BRIEF: Note each line where "viri" appears, and copy it.

=======

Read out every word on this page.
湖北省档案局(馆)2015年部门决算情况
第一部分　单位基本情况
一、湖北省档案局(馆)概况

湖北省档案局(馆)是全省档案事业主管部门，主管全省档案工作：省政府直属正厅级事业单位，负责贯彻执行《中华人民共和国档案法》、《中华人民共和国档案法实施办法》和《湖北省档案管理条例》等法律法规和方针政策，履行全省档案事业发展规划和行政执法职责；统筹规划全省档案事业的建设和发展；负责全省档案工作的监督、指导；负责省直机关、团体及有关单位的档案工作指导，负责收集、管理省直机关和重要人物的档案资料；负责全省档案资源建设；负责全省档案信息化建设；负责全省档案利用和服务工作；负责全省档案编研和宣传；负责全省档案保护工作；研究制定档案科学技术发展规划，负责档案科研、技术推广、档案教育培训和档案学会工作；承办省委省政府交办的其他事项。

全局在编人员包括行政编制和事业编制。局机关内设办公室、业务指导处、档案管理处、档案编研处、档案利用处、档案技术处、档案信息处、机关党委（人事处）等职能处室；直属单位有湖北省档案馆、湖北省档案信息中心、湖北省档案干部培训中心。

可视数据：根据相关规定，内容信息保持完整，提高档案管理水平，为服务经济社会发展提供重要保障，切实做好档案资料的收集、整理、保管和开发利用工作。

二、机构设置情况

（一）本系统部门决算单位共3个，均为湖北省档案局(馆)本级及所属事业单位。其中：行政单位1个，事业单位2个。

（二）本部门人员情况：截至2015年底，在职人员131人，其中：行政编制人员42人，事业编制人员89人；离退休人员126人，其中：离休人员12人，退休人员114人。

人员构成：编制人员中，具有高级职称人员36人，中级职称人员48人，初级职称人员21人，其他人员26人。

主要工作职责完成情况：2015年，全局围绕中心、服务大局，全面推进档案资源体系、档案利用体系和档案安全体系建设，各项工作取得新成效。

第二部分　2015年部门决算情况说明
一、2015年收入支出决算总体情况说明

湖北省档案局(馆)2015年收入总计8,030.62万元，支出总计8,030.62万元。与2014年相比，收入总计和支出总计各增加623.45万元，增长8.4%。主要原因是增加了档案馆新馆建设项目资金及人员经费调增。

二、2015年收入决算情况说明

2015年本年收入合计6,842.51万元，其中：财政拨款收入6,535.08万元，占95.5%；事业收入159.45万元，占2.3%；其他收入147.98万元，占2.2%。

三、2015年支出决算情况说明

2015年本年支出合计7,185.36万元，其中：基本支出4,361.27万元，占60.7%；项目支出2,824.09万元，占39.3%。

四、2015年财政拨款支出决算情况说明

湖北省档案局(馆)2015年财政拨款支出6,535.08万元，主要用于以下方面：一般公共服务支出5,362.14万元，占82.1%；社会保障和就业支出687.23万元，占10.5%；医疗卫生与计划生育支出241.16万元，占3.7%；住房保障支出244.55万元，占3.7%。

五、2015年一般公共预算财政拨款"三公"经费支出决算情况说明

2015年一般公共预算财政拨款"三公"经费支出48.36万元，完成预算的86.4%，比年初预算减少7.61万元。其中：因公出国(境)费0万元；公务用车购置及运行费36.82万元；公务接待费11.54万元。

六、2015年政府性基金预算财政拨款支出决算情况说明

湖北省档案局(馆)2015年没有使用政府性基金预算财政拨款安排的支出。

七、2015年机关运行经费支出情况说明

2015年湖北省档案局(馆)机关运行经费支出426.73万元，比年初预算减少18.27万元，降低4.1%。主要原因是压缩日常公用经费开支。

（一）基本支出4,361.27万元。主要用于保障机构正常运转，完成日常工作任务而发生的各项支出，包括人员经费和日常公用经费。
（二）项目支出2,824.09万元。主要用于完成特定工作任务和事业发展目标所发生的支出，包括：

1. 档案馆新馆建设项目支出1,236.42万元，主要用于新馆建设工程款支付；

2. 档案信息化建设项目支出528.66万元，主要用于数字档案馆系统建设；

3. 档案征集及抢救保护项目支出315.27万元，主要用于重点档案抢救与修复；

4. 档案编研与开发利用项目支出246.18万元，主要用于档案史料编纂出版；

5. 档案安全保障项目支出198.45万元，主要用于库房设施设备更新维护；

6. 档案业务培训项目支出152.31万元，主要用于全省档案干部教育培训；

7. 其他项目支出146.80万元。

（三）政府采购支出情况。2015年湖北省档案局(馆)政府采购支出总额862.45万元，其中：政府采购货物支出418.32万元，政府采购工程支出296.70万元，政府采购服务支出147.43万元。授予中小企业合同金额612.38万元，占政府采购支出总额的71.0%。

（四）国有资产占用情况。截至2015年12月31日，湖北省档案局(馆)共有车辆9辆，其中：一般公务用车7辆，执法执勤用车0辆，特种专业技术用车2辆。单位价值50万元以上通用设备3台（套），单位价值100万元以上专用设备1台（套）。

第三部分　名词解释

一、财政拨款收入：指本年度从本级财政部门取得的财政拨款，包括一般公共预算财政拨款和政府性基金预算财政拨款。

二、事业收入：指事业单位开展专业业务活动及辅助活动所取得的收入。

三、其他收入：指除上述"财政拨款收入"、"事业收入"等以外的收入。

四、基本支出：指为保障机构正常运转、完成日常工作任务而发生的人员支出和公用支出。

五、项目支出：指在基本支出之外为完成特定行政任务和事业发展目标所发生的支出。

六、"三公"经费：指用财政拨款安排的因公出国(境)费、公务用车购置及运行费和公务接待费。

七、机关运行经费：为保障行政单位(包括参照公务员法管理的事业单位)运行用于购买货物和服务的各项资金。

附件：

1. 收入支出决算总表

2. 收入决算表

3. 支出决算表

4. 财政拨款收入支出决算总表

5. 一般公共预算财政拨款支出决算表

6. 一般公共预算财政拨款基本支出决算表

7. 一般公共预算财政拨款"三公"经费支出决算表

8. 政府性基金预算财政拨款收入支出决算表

=======

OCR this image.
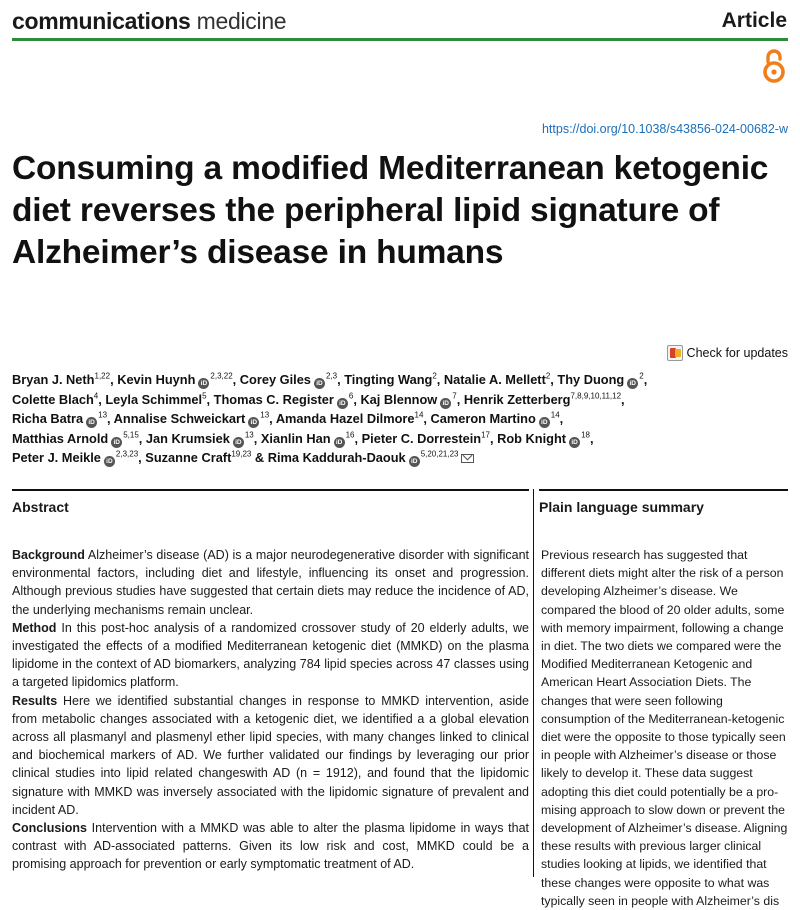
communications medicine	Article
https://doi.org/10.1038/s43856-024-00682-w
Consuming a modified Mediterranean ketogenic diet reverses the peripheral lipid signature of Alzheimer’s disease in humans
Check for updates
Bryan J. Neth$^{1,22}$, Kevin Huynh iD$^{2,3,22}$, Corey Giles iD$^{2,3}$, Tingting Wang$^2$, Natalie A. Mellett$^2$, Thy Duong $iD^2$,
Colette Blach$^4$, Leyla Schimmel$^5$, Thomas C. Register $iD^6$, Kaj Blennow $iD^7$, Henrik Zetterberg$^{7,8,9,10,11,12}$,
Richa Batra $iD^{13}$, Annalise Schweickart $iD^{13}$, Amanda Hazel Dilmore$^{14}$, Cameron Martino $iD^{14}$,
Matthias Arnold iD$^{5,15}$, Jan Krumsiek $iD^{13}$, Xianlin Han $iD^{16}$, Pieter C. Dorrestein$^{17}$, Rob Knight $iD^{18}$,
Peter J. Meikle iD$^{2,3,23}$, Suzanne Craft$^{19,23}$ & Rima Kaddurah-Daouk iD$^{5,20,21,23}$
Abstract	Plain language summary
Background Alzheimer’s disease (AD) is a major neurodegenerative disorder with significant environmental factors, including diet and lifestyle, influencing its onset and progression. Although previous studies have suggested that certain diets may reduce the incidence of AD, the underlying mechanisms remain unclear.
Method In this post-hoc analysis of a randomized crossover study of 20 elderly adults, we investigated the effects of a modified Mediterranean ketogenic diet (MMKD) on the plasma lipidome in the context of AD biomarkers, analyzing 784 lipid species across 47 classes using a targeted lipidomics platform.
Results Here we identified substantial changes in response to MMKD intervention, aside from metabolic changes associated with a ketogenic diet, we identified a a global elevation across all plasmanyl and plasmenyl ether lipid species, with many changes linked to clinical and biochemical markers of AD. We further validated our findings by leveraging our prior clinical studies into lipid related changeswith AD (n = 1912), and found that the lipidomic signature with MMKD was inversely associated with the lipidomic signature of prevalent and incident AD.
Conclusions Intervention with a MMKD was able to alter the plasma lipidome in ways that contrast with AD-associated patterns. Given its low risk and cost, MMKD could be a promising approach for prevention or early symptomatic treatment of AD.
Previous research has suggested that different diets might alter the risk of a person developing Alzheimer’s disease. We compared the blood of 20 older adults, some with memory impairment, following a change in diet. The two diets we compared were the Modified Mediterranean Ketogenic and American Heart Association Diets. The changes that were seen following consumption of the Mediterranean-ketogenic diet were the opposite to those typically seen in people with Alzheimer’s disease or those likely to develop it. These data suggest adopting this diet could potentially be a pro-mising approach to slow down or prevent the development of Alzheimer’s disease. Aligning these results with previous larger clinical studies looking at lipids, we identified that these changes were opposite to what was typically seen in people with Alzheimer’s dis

=======

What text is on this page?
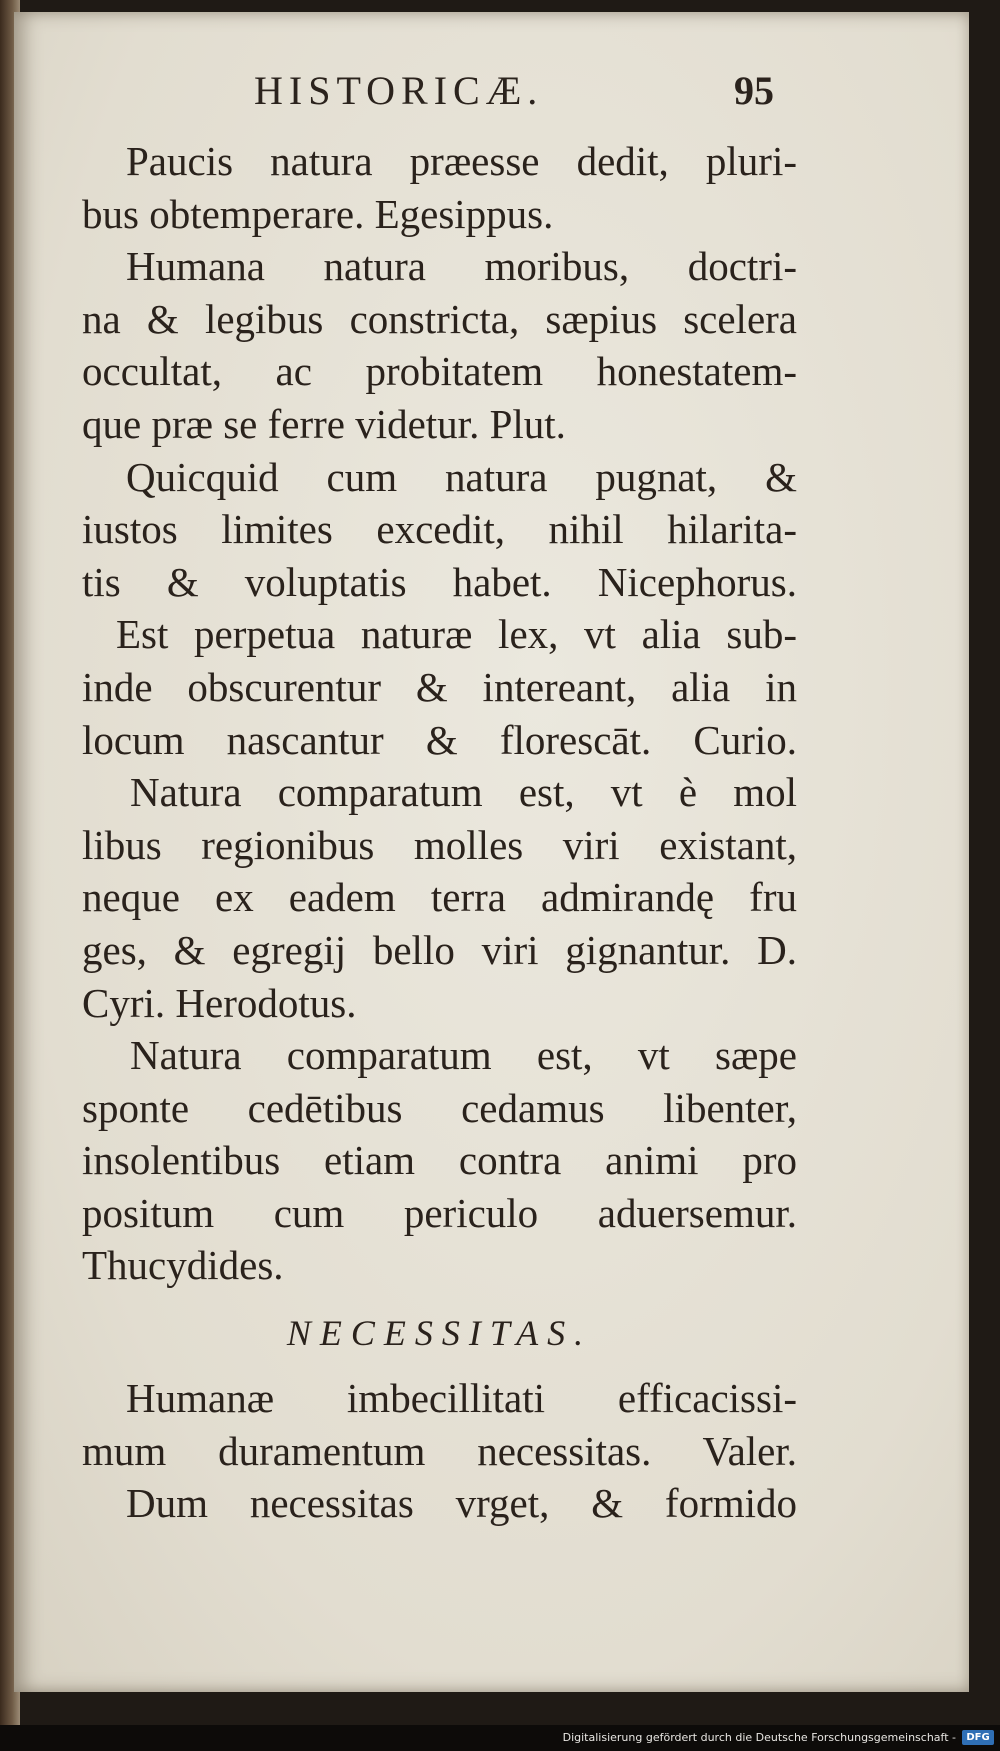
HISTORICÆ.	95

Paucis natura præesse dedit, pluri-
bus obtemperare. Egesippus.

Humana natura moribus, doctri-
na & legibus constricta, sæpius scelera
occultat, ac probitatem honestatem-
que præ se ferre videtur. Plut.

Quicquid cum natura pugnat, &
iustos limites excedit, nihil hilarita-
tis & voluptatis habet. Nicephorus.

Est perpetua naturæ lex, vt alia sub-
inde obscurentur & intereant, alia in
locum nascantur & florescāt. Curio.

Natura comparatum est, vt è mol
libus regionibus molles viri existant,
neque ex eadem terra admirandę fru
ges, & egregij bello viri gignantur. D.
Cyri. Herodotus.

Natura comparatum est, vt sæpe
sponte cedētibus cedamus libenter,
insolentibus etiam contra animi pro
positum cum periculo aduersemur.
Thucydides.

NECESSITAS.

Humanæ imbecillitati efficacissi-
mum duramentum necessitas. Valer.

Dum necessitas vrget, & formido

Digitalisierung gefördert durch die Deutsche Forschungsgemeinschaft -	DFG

=======

TASK RESPONSE:
libus regionibus molles viri existant,
ges, & egregij bello viri gignantur. D.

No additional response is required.